## start DATA

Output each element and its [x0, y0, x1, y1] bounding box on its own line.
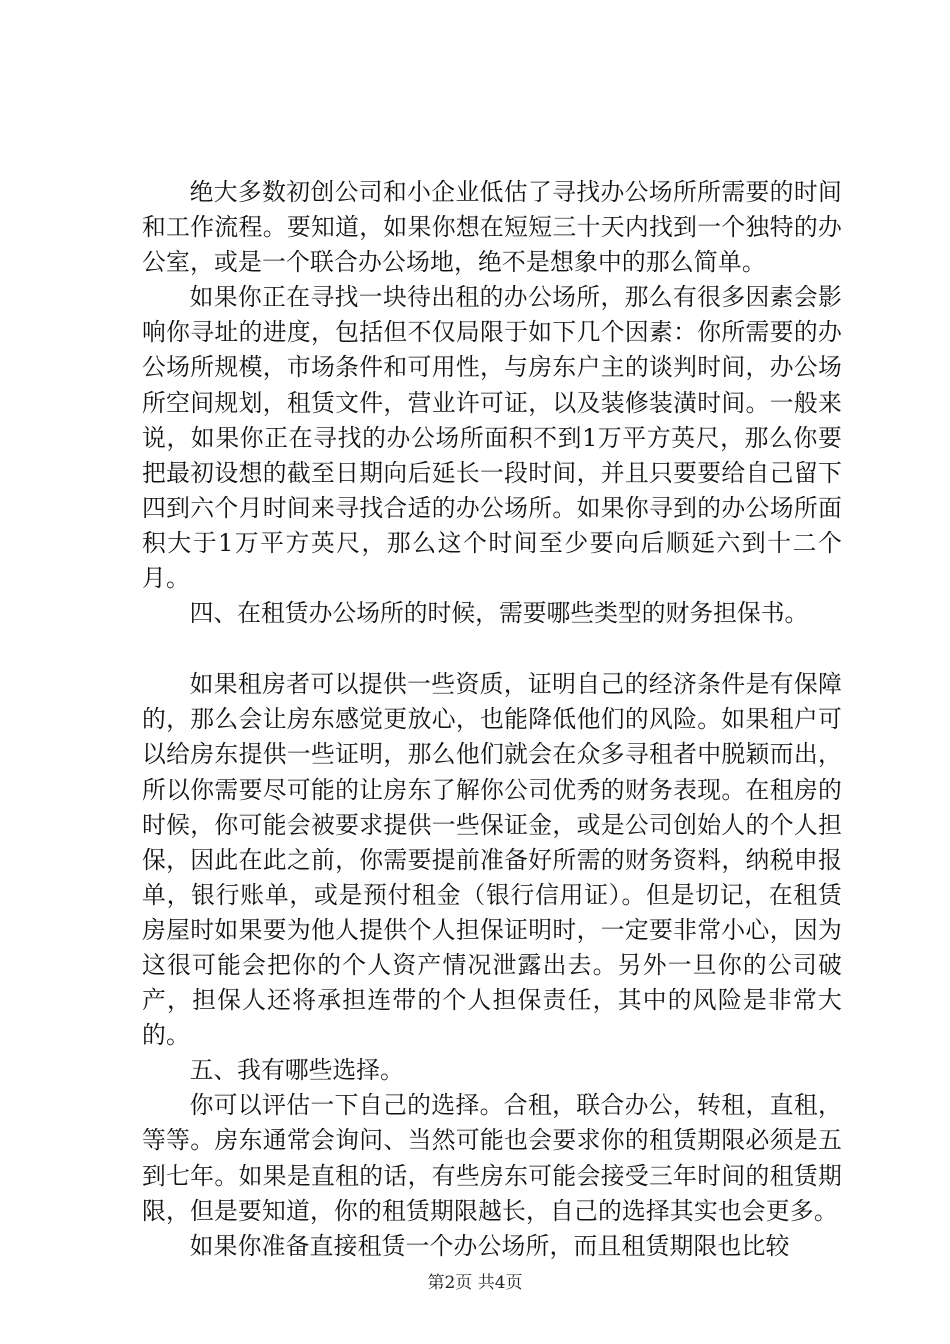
paragraph-options: 你可以评估一下自己的选择。合租，联合办公，转租，直租，等等。房东通常会询问、当然可能也会要求你的租赁期限必须是五到七年。如果是直租的话，有些房东可能会接受三年时间的租赁期限，但是要知道，你的租赁期限越长，自己的选择其实也会更多。: [142, 1091, 842, 1225]
blank-line: [142, 631, 842, 667]
paragraph-direct-lease: 如果你准备直接租赁一个办公场所，而且租赁期限也比较: [189, 1231, 790, 1260]
page-number-footer: 第2页 共4页: [427, 1273, 523, 1293]
section-heading-five: 五、我有哪些选择。: [189, 1056, 404, 1085]
section-heading-four: 四、在租赁办公场所的时候，需要哪些类型的财务担保书。: [189, 599, 809, 628]
paragraph-search-factors: 如果你正在寻找一块待出租的办公场所，那么有很多因素会影响你寻址的进度，包括但不仅局限于如下几个因素：你所需要的办公场所规模，市场条件和可用性，与房东户主的谈判时间，办公场所空间规划，租赁文件，营业许可证，以及装修装潢时间。一般来说，如果你正在寻找的办公场所面积不到1万平方英尺，那么你要把最初设想的截至日期向后延长一段时间，并且只要要给自己留下四到六个月时间来寻找合适的办公场所。如果你寻到的办公场所面积大于1万平方英尺，那么这个时间至少要向后顺延六到十二个月。: [142, 283, 842, 593]
paragraph-financial-guarantee: 如果租房者可以提供一些资质，证明自己的经济条件是有保障的，那么会让房东感觉更放心，也能降低他们的风险。如果租户可以给房东提供一些证明，那么他们就会在众多寻租者中脱颖而出，所以你需要尽可能的让房东了解你公司优秀的财务表现。在租房的时候，你可能会被要求提供一些保证金，或是公司创始人的个人担保，因此在此之前，你需要提前准备好所需的财务资料，纳税申报单，银行账单，或是预付租金（银行信用证）。但是切记，在租赁房屋时如果要为他人提供个人担保证明时，一定要非常小心，因为这很可能会把你的个人资产情况泄露出去。另外一旦你的公司破产，担保人还将承担连带的个人担保责任，其中的风险是非常大的。: [142, 670, 842, 1050]
document-body: [142, 175, 842, 1264]
paragraph-intro: 绝大多数初创公司和小企业低估了寻找办公场所所需要的时间和工作流程。要知道，如果你想在短短三十天内找到一个独特的办公室，或是一个联合办公场地，绝不是想象中的那么简单。: [142, 178, 842, 277]
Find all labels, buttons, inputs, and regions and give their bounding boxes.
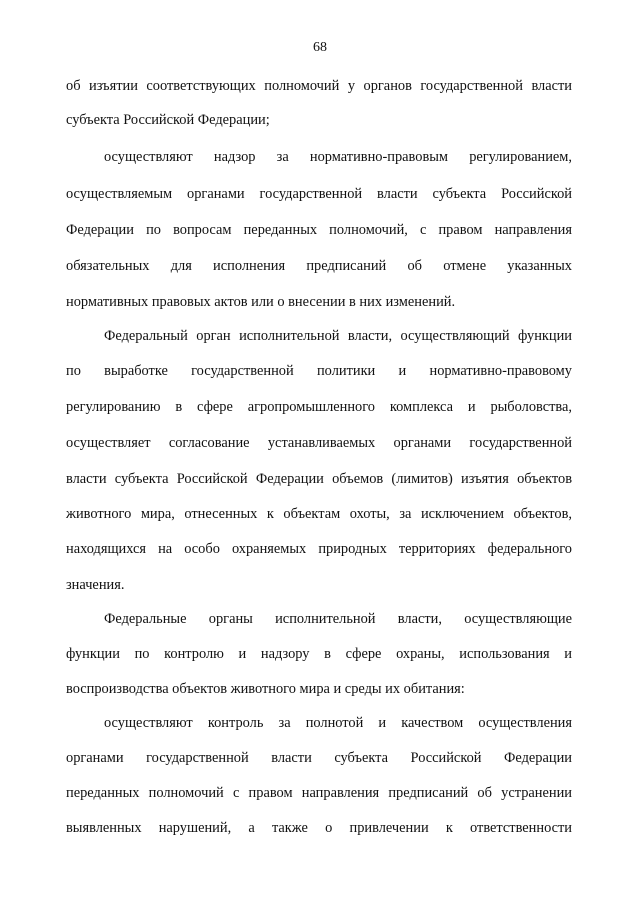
text-line: органами государственной власти субъекта Российской Федерации [66,750,572,766]
text-line: об изъятии соответствующих полномочий у органов государственной власти [66,78,572,94]
text-line: осуществляет согласование устанавливаемых органами государственной [66,435,572,451]
text-line: субъекта Российской Федерации; [66,112,270,128]
text-line: власти субъекта Российской Федерации объемов (лимитов) изъятия объектов [66,471,572,487]
text-line: функции по контролю и надзору в сфере охраны, использования и [66,646,572,662]
page-number: 68 [313,40,327,55]
text-line: нормативных правовых актов или о внесении в них изменений. [66,294,456,310]
text-line: регулированию в сфере агропромышленного комплекса и рыболовства, [66,399,572,415]
text-line: осуществляют контроль за полнотой и качеством осуществления [104,715,572,731]
text-line: осуществляемым органами государственной власти субъекта Российской [66,186,572,202]
text-line: воспроизводства объектов животного мира и среды их обитания: [66,681,465,697]
text-line: значения. [66,577,125,593]
text-line: животного мира, отнесенных к объектам охоты, за исключением объектов, [66,506,572,522]
text-line: по выработке государственной политики и нормативно-правовому [66,363,572,379]
text-line: выявленных нарушений, а также о привлечении к ответственности [66,820,572,836]
text-line: находящихся на особо охраняемых природных территориях федерального [66,541,572,557]
text-line: Федеральный орган исполнительной власти, осуществляющий функции [104,328,572,344]
text-line: обязательных для исполнения предписаний об отмене указанных [66,258,572,274]
text-line: Федеральные органы исполнительной власти, осуществляющие [104,611,572,627]
text-line: осуществляют надзор за нормативно-правовым регулированием, [104,149,572,165]
text-line: переданных полномочий с правом направления предписаний об устранении [66,785,572,801]
text-line: Федерации по вопросам переданных полномочий, с правом направления [66,222,572,238]
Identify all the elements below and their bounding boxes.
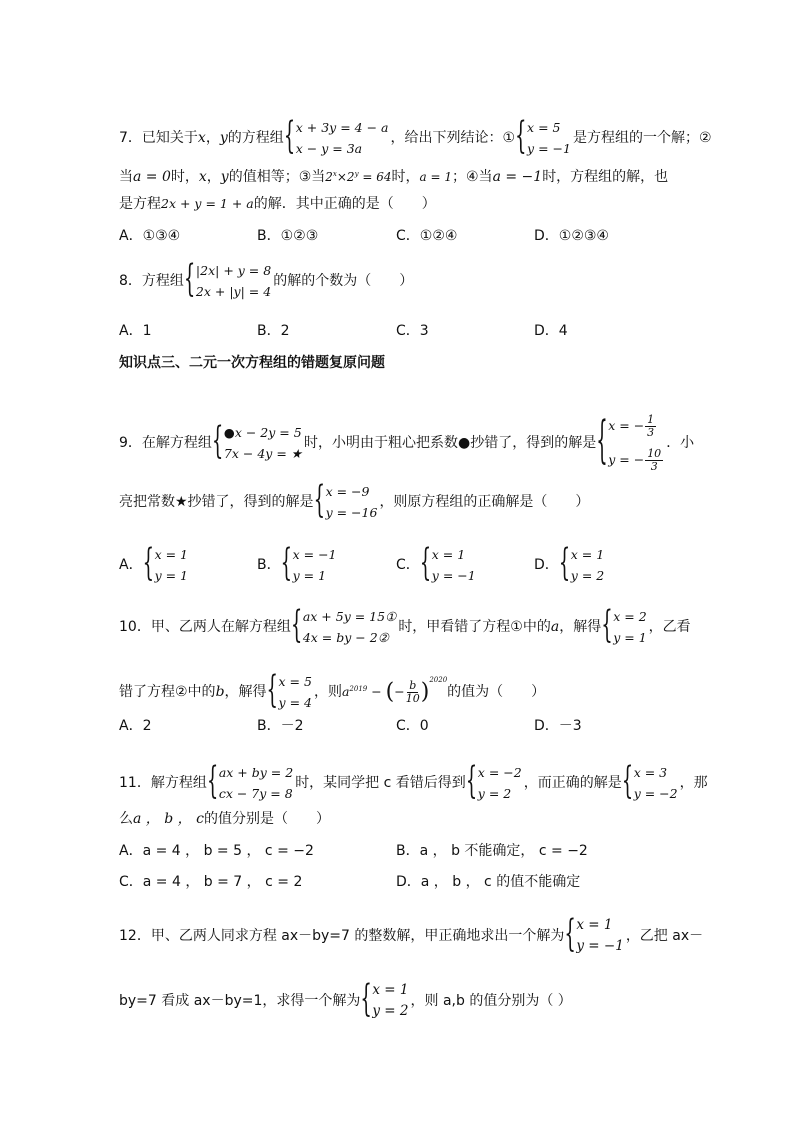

## end DATA

TASK STATEMENT:
Reproduce verbatim every line from the one containing "1091, 842, 1225]" down to the one containing "599, 809, 628]", including both of those lines.

ANSWER TO THE TASK:
paragraph-options: 你可以评估一下自己的选择。合租，联合办公，转租，直租，等等。房东通常会询问、当然可能也会要求你的租赁期限必须是五到七年。如果是直租的话，有些房东可能会接受三年时间的租赁期限，但是要知道，你的租赁期限越长，自己的选择其实也会更多。: [142, 1091, 842, 1225]
blank-line: [142, 631, 842, 667]
paragraph-direct-lease: 如果你准备直接租赁一个办公场所，而且租赁期限也比较: [189, 1231, 790, 1260]
page-number-footer: 第2页 共4页: [427, 1273, 523, 1293]
section-heading-five: 五、我有哪些选择。: [189, 1056, 404, 1085]
section-heading-four: 四、在租赁办公场所的时候，需要哪些类型的财务担保书。: [189, 599, 809, 628]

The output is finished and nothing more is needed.